- [What you are asked to do] Go through the material and pull out every line with the string "Pages" in it.

[Start]

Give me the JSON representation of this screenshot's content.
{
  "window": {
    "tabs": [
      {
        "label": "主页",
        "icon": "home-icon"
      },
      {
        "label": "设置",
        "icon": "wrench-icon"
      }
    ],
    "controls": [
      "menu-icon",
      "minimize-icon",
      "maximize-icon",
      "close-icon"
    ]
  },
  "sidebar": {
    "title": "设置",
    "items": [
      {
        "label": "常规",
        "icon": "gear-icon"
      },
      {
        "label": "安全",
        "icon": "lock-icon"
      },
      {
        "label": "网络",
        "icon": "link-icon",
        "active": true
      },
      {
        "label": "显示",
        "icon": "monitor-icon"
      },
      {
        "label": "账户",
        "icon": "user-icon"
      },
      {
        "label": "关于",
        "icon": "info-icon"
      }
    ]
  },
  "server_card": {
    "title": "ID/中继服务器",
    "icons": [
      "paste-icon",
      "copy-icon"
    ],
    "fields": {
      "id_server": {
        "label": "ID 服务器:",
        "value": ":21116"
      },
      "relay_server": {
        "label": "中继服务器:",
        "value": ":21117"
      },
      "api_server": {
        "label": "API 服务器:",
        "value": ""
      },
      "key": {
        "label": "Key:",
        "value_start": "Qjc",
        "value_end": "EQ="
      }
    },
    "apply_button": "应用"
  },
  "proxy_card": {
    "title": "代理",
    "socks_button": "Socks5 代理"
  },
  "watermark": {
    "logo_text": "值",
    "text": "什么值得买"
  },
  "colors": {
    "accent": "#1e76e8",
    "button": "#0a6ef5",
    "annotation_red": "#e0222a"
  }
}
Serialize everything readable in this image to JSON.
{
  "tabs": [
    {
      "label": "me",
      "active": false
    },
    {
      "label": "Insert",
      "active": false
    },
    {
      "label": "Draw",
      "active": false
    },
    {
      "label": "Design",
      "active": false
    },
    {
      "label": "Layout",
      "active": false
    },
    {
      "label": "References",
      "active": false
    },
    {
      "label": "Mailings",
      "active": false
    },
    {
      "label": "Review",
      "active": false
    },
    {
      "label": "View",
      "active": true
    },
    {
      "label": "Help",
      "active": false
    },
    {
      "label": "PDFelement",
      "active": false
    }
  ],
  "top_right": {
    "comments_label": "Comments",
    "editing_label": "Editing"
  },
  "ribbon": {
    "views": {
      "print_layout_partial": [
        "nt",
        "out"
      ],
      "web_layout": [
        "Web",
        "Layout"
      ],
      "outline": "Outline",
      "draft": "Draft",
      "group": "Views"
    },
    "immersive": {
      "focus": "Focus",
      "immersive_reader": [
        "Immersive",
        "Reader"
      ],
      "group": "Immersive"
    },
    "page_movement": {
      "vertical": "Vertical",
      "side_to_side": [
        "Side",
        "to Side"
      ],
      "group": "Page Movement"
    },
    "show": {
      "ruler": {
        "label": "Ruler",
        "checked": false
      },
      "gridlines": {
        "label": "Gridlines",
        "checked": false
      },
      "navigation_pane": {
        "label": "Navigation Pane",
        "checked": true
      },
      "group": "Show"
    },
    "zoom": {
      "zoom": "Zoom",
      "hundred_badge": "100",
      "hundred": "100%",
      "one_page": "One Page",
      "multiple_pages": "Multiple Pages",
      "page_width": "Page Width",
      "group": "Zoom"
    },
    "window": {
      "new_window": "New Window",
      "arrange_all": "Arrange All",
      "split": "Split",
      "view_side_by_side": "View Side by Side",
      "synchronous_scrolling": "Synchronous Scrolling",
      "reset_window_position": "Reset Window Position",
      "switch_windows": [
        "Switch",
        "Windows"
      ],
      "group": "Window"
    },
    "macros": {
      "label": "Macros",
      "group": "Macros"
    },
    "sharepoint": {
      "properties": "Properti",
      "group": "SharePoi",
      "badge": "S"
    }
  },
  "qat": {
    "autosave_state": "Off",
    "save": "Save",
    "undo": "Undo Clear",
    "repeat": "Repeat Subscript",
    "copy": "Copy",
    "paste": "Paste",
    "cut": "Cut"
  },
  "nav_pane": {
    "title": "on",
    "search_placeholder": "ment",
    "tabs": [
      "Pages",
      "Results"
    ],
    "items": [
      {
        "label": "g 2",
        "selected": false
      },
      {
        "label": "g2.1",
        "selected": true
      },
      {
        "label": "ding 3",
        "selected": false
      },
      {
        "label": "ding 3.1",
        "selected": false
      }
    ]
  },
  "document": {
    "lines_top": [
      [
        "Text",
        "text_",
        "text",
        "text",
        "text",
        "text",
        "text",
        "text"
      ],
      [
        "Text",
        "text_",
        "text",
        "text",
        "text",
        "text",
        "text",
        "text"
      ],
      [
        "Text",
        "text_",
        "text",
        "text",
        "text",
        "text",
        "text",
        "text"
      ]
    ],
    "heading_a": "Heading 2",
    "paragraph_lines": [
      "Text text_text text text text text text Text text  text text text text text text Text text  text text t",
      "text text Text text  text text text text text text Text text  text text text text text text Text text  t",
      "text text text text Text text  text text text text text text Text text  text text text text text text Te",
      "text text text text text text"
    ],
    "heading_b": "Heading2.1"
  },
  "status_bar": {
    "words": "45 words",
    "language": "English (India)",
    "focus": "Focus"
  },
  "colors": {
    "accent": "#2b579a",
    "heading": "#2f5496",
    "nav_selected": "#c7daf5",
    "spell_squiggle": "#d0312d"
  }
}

[End]

- [Full response]
      "multiple_pages": "Multiple Pages",
      "Pages",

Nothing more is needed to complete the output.